EXERCISE GOAL – Retype the records that come next, word for word.
[START OF RECORD EXCERPTS]
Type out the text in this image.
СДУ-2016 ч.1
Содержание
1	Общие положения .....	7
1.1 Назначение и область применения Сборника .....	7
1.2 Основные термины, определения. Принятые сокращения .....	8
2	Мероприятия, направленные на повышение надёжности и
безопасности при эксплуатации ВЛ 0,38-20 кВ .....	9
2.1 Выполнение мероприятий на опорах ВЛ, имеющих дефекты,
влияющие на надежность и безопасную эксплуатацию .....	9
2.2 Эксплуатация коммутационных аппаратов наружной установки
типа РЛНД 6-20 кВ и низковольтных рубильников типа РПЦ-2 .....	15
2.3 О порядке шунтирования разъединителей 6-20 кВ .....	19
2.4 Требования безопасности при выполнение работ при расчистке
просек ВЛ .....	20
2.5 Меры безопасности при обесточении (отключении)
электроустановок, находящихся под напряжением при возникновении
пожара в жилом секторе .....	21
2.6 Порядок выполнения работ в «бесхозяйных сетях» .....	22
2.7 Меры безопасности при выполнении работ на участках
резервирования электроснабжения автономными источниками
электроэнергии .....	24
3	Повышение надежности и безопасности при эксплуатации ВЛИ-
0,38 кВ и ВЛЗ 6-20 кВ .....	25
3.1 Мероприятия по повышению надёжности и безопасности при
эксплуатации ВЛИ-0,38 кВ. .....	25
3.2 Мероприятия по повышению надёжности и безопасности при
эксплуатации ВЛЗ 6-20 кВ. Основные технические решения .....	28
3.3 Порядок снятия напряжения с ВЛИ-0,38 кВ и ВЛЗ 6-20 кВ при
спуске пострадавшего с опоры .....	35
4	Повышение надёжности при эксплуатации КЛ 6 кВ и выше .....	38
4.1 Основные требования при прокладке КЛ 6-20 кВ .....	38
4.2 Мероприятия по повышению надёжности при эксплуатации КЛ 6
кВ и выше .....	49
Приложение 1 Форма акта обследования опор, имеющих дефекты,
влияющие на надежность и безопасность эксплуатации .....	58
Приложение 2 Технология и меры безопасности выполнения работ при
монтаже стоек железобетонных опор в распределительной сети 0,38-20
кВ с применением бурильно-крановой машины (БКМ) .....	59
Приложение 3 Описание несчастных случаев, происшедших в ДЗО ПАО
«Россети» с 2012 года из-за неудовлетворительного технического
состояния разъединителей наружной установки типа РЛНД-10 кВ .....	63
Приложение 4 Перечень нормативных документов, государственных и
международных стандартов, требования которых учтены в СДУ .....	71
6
[END OF RECORD EXCERPTS]
FULL OUTPUT –
Type out the text in this image.
СДУ-2016 ч.1
Содержание
1	Общие положения .....	7
1.1 Назначение и область применения Сборника .....	7
1.2 Основные термины, определения. Принятые сокращения .....	8
2	Мероприятия, направленные на повышение надёжности и
безопасности при эксплуатации ВЛ 0,38-20 кВ .....	9
2.1 Выполнение мероприятий на опорах ВЛ, имеющих дефекты,
влияющие на надежность и безопасную эксплуатацию .....	9
2.2 Эксплуатация коммутационных аппаратов наружной установки
типа РЛНД 6-20 кВ и низковольтных рубильников типа РПЦ-2 .....	15
2.3 О порядке шунтирования разъединителей 6-20 кВ .....	19
2.4 Требования безопасности при выполнение работ при расчистке
просек ВЛ .....	20
2.5 Меры безопасности при обесточении (отключении)
электроустановок, находящихся под напряжением при возникновении
пожара в жилом секторе .....	21
2.6 Порядок выполнения работ в «бесхозяйных сетях» .....	22
2.7 Меры безопасности при выполнении работ на участках
резервирования электроснабжения автономными источниками
электроэнергии .....	24
3	Повышение надежности и безопасности при эксплуатации ВЛИ-
0,38 кВ и ВЛЗ 6-20 кВ .....	25
3.1 Мероприятия по повышению надёжности и безопасности при
эксплуатации ВЛИ-0,38 кВ. .....	25
3.2 Мероприятия по повышению надёжности и безопасности при
эксплуатации ВЛЗ 6-20 кВ. Основные технические решения .....	28
3.3 Порядок снятия напряжения с ВЛИ-0,38 кВ и ВЛЗ 6-20 кВ при
спуске пострадавшего с опоры .....	35
4	Повышение надёжности при эксплуатации КЛ 6 кВ и выше .....	38
4.1 Основные требования при прокладке КЛ 6-20 кВ .....	38
4.2 Мероприятия по повышению надёжности при эксплуатации КЛ 6
кВ и выше .....	49
Приложение 1 Форма акта обследования опор, имеющих дефекты,
влияющие на надежность и безопасность эксплуатации .....	58
Приложение 2 Технология и меры безопасности выполнения работ при
монтаже стоек железобетонных опор в распределительной сети 0,38-20
кВ с применением бурильно-крановой машины (БКМ) .....	59
Приложение 3 Описание несчастных случаев, происшедших в ДЗО ПАО
«Россети» с 2012 года из-за неудовлетворительного технического
состояния разъединителей наружной установки типа РЛНД-10 кВ .....	63
Приложение 4 Перечень нормативных документов, государственных и
международных стандартов, требования которых учтены в СДУ .....	71
6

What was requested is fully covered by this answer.